**SUPPLIED ENTRIES**
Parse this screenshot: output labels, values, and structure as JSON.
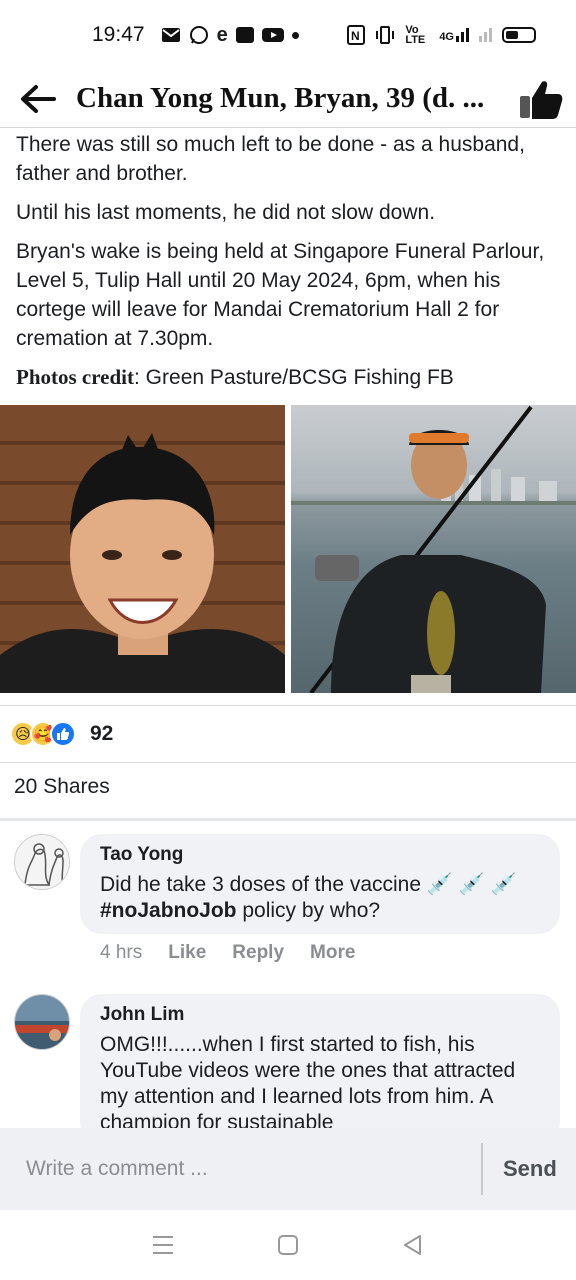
{
  "status_bar": {
    "time": "19:47",
    "lte_label": "Vo LTE",
    "net_label": "4G"
  },
  "header": {
    "title": "Chan Yong Mun, Bryan, 39 (d. ..."
  },
  "post": {
    "paragraph_1": "There was still so much left to be done - as a husband, father and brother.",
    "paragraph_2": "Until his last moments, he did not slow down.",
    "paragraph_3": "Bryan's wake is being held at Singapore Funeral Parlour, Level 5, Tulip Hall until 20 May 2024, 6pm, when his cortege will leave for Mandai Crematorium Hall 2 for cremation at 7.30pm.",
    "credit_label": "Photos credit",
    "credit_text": ": Green Pasture/BCSG Fishing FB"
  },
  "reactions": {
    "count": "92"
  },
  "shares": {
    "label": "20 Shares"
  },
  "comments": [
    {
      "name": "Tao Yong",
      "text_pre": "Did he take 3 doses of the vaccine 💉 💉 💉 ",
      "hashtag": "#noJabnoJob",
      "text_post": " policy by who?",
      "time": "4 hrs",
      "like": "Like",
      "reply": "Reply",
      "more": "More"
    },
    {
      "name": "John Lim",
      "text": "OMG!!!......when I first started to fish, his YouTube videos were the ones that attracted my attention and I learned lots from him. A champion for sustainable"
    }
  ],
  "composer": {
    "placeholder": "Write a comment ...",
    "send_label": "Send"
  },
  "colors": {
    "like_blue": "#1877f2",
    "bubble_bg": "#f0f2f5"
  }
}
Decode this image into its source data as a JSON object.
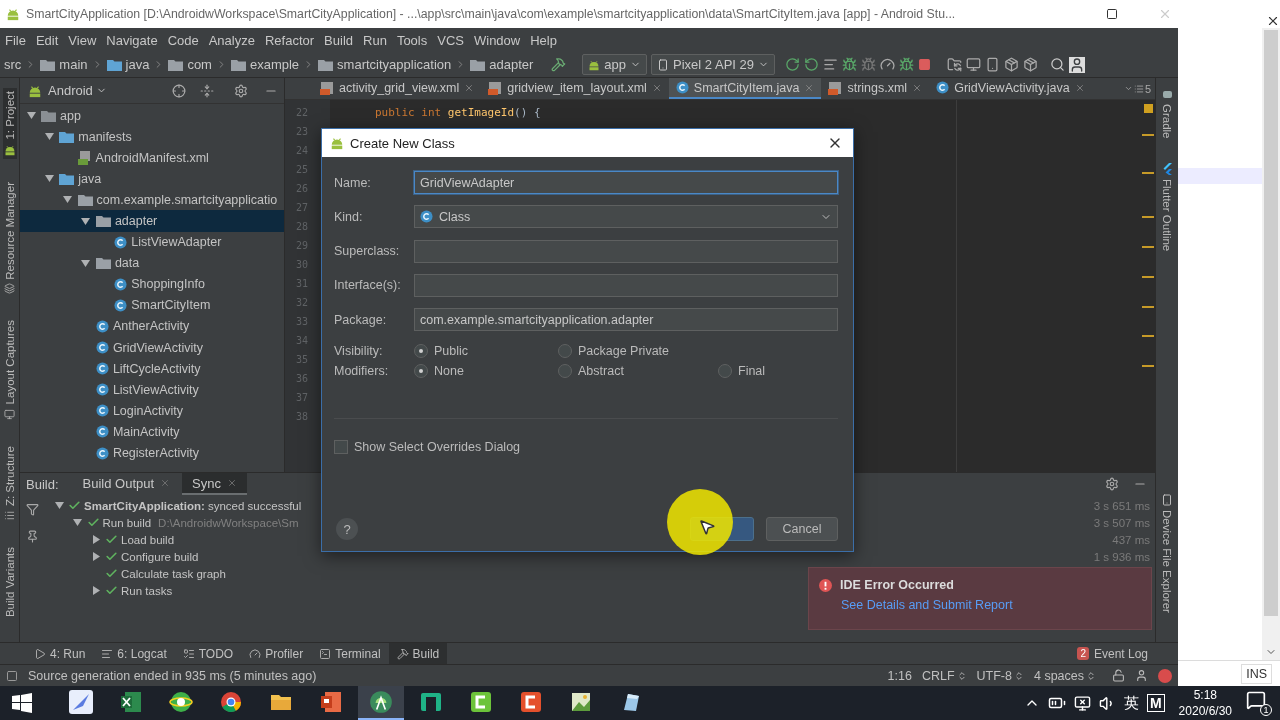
{
  "window": {
    "title": "SmartCityApplication [D:\\AndroidwWorkspace\\SmartCityApplication] - ...\\app\\src\\main\\java\\com\\example\\smartcityapplication\\data\\SmartCityItem.java [app] - Android Stu..."
  },
  "menu": [
    "File",
    "Edit",
    "View",
    "Navigate",
    "Code",
    "Analyze",
    "Refactor",
    "Build",
    "Run",
    "Tools",
    "VCS",
    "Window",
    "Help"
  ],
  "breadcrumbs": [
    "src",
    "main",
    "java",
    "com",
    "example",
    "smartcityapplication",
    "adapter"
  ],
  "run_config": "app",
  "device": "Pixel 2 API 29",
  "left_stripe": [
    {
      "label": "1: Project",
      "selected": true
    },
    {
      "label": "Resource Manager",
      "selected": false
    },
    {
      "label": "Layout Captures",
      "selected": false
    },
    {
      "label": "Z: Structure",
      "selected": false
    },
    {
      "label": "Build Variants",
      "selected": false
    }
  ],
  "project": {
    "view": "Android",
    "tree": [
      {
        "label": "app",
        "kind": "module",
        "expanded": true,
        "selected": false,
        "children": [
          {
            "label": "manifests",
            "kind": "folder",
            "expanded": true,
            "selected": false,
            "children": [
              {
                "label": "AndroidManifest.xml",
                "kind": "manifest",
                "selected": false
              }
            ]
          },
          {
            "label": "java",
            "kind": "folder",
            "expanded": true,
            "selected": false,
            "children": [
              {
                "label": "com.example.smartcityapplicatio",
                "kind": "package",
                "expanded": true,
                "selected": false,
                "children": [
                  {
                    "label": "adapter",
                    "kind": "package",
                    "expanded": true,
                    "selected": true,
                    "children": [
                      {
                        "label": "ListViewAdapter",
                        "kind": "class",
                        "selected": false
                      }
                    ]
                  },
                  {
                    "label": "data",
                    "kind": "package",
                    "expanded": true,
                    "selected": false,
                    "children": [
                      {
                        "label": "ShoppingInfo",
                        "kind": "class",
                        "selected": false
                      },
                      {
                        "label": "SmartCityItem",
                        "kind": "class",
                        "selected": false
                      }
                    ]
                  },
                  {
                    "label": "AntherActivity",
                    "kind": "class",
                    "selected": false
                  },
                  {
                    "label": "GridViewActivity",
                    "kind": "class",
                    "selected": false
                  },
                  {
                    "label": "LiftCycleActivity",
                    "kind": "class",
                    "selected": false
                  },
                  {
                    "label": "ListViewActivity",
                    "kind": "class",
                    "selected": false
                  },
                  {
                    "label": "LoginActivity",
                    "kind": "class",
                    "selected": false
                  },
                  {
                    "label": "MainActivity",
                    "kind": "class",
                    "selected": false
                  },
                  {
                    "label": "RegisterActivity",
                    "kind": "class",
                    "selected": false
                  }
                ]
              }
            ]
          }
        ]
      }
    ]
  },
  "editor": {
    "tabs": [
      {
        "label": "activity_grid_view.xml",
        "kind": "xml",
        "selected": false
      },
      {
        "label": "gridview_item_layout.xml",
        "kind": "xml",
        "selected": false
      },
      {
        "label": "SmartCityItem.java",
        "kind": "java",
        "selected": true
      },
      {
        "label": "strings.xml",
        "kind": "xml",
        "selected": false
      },
      {
        "label": "GridViewActivity.java",
        "kind": "java",
        "selected": false
      }
    ],
    "tab_overflow": "5",
    "line_numbers": [
      "22",
      "23",
      "24",
      "25",
      "26",
      "27",
      "28",
      "29",
      "30",
      "31",
      "32",
      "33",
      "34",
      "35",
      "36",
      "37",
      "38"
    ],
    "code": [
      {
        "kind": "keyword",
        "text": "public int "
      },
      {
        "kind": "method",
        "text": "getImageId"
      },
      {
        "kind": "plain",
        "text": "() {"
      }
    ]
  },
  "right_stripe": [
    "Gradle",
    "Flutter Outline",
    "Device File Explorer"
  ],
  "build": {
    "label": "Build:",
    "tabs": [
      {
        "label": "Build Output",
        "selected": false
      },
      {
        "label": "Sync",
        "selected": true
      }
    ],
    "tree": [
      {
        "text": "**SmartCityApplication:** synced successful",
        "time": "3 s 651 ms",
        "expanded": true,
        "children": [
          {
            "text": "Run build",
            "path": "D:\\AndroidwWorkspace\\Sm",
            "time": "3 s 507 ms",
            "expanded": true,
            "children": [
              {
                "text": "Load build",
                "time": "437 ms",
                "expanded": false
              },
              {
                "text": "Configure build",
                "time": "1 s 936 ms",
                "expanded": false
              },
              {
                "text": "Calculate task graph"
              },
              {
                "text": "Run tasks",
                "expanded": false
              }
            ]
          }
        ]
      }
    ]
  },
  "dialog": {
    "title": "Create New Class",
    "fields": [
      {
        "kind": "text",
        "label": "Name:",
        "value": "GridViewAdapter",
        "focused": true
      },
      {
        "kind": "select",
        "label": "Kind:",
        "value": "Class",
        "focused": false
      },
      {
        "kind": "text",
        "label": "Superclass:",
        "focused": false
      },
      {
        "kind": "text",
        "label": "Interface(s):",
        "focused": false
      },
      {
        "kind": "text",
        "label": "Package:",
        "value": "com.example.smartcityapplication.adapter",
        "focused": false
      }
    ],
    "visibility": {
      "label": "Visibility:",
      "options": [
        {
          "label": "Public",
          "selected": true
        },
        {
          "label": "Package Private",
          "selected": false
        }
      ]
    },
    "modifiers": {
      "label": "Modifiers:",
      "options": [
        {
          "label": "None",
          "selected": true
        },
        {
          "label": "Abstract",
          "selected": false
        },
        {
          "label": "Final",
          "selected": false
        }
      ]
    },
    "show_overrides": {
      "label": "Show Select Overrides Dialog",
      "checked": false
    },
    "help": "?",
    "cancel": "Cancel"
  },
  "notification": {
    "title": "IDE Error Occurred",
    "link": "See Details and Submit Report"
  },
  "tool_windows": [
    {
      "kind": "run",
      "label": "4: Run",
      "selected": false
    },
    {
      "kind": "logcat",
      "label": "6: Logcat",
      "selected": false
    },
    {
      "kind": "todo",
      "label": "TODO",
      "selected": false
    },
    {
      "kind": "profiler",
      "label": "Profiler",
      "selected": false
    },
    {
      "kind": "terminal",
      "label": "Terminal",
      "selected": false
    },
    {
      "kind": "build",
      "label": "Build",
      "selected": true
    }
  ],
  "event_log": {
    "count": "2",
    "label": "Event Log"
  },
  "status": {
    "message": "Source generation ended in 935 ms (5 minutes ago)",
    "position": "1:16",
    "line_separator": "CRLF",
    "encoding": "UTF-8",
    "indent": "4 spaces"
  },
  "side_window": {
    "mode": "INS"
  },
  "taskbar": {
    "apps": [
      {
        "kind": "feather",
        "selected": false
      },
      {
        "kind": "sheet",
        "selected": false
      },
      {
        "kind": "browser",
        "selected": false
      },
      {
        "kind": "chrome",
        "selected": false
      },
      {
        "kind": "folder",
        "selected": false
      },
      {
        "kind": "slides",
        "selected": false
      },
      {
        "kind": "android",
        "selected": true
      },
      {
        "kind": "notes",
        "selected": false
      },
      {
        "kind": "green-c",
        "selected": false
      },
      {
        "kind": "red-c",
        "selected": false
      },
      {
        "kind": "image",
        "selected": false
      },
      {
        "kind": "glass",
        "selected": false
      }
    ],
    "tray": {
      "ime": "英",
      "ime_mode": "M",
      "time": "5:18",
      "date": "2020/6/30",
      "notifications": "1"
    }
  }
}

**WRITTEN EXERCISE**
Copy all lines from the data that hold the word "AndroidwWorkspace".

**REPLY TO THE TASK**
    "title": "SmartCityApplication [D:\\AndroidwWorkspace\\SmartCityApplication] - ...\\app\\src\\main\\java\\com\\example\\smartcityapplication\\data\\SmartCityItem.java [app] - Android Stu..."
            "path": "D:\\AndroidwWorkspace\\Sm",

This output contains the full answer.